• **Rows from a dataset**

* Begin *

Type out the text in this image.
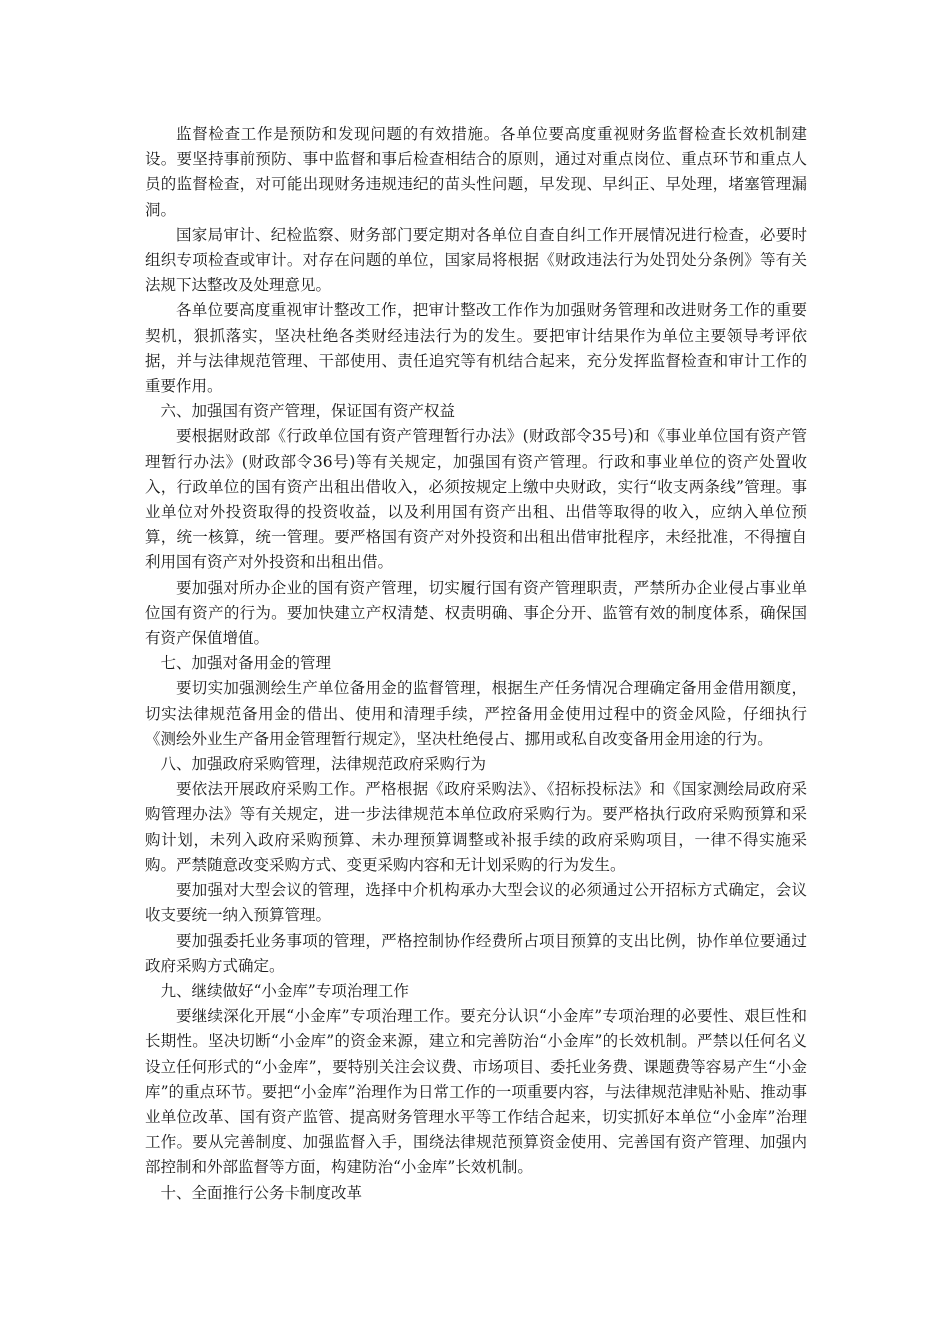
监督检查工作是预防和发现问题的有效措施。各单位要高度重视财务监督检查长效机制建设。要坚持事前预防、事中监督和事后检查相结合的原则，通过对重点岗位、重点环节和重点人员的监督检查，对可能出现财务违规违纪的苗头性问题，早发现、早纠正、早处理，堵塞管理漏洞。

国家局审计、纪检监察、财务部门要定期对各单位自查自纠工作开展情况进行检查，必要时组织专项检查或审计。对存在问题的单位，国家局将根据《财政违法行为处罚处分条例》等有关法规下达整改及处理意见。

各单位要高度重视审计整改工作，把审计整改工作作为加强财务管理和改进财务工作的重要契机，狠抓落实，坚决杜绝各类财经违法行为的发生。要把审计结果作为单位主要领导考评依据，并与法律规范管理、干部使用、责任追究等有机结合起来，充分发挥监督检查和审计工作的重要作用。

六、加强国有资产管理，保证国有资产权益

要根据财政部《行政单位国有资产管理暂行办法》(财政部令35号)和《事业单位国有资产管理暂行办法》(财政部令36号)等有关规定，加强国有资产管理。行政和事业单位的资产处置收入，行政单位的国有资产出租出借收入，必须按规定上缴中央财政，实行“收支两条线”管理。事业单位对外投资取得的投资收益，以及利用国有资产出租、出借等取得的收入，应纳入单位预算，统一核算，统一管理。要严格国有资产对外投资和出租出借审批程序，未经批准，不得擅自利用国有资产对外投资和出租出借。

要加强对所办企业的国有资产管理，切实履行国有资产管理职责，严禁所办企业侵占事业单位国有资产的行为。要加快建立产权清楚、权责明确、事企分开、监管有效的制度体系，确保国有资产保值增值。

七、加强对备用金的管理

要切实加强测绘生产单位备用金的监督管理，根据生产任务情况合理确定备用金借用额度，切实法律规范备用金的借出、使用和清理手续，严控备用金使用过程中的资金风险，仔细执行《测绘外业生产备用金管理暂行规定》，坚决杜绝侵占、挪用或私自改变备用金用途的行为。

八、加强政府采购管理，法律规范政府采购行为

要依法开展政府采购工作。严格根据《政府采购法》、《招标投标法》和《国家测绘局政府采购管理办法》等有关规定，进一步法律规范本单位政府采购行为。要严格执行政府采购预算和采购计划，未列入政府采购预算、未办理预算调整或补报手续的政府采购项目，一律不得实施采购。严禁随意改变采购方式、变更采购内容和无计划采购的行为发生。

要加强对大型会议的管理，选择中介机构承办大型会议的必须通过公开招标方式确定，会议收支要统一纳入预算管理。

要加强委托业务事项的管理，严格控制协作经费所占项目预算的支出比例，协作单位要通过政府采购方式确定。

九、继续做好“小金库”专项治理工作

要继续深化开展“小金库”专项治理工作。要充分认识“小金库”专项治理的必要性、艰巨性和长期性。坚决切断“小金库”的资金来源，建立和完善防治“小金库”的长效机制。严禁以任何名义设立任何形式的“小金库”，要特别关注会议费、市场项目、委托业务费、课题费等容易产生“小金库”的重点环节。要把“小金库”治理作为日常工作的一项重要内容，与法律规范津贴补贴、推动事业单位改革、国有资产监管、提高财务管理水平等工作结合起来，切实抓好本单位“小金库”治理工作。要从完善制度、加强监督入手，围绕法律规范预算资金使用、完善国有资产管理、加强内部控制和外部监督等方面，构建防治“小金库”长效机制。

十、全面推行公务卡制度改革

* End *
* Begin *

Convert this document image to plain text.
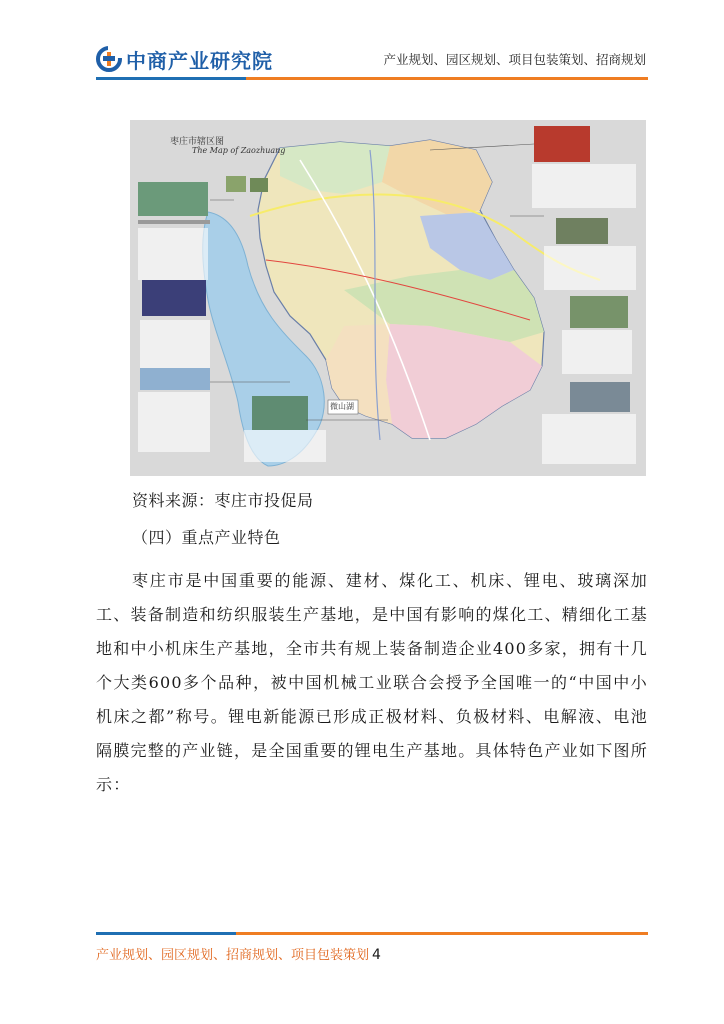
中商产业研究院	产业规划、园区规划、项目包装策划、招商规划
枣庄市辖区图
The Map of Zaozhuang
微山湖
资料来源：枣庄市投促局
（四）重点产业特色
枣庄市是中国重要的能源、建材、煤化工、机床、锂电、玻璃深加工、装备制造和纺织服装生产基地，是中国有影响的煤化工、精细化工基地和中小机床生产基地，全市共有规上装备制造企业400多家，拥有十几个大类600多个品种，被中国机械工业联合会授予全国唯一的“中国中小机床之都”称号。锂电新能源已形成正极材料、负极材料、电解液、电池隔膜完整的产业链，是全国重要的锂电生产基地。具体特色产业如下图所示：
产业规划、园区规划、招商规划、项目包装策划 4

* End *

• **INSTRUCTION**
Go through the material and select each line with the string "项目包装策划" in it.

• **FINAL ANSWER**
中商产业研究院	产业规划、园区规划、项目包装策划、招商规划
产业规划、园区规划、招商规划、项目包装策划 4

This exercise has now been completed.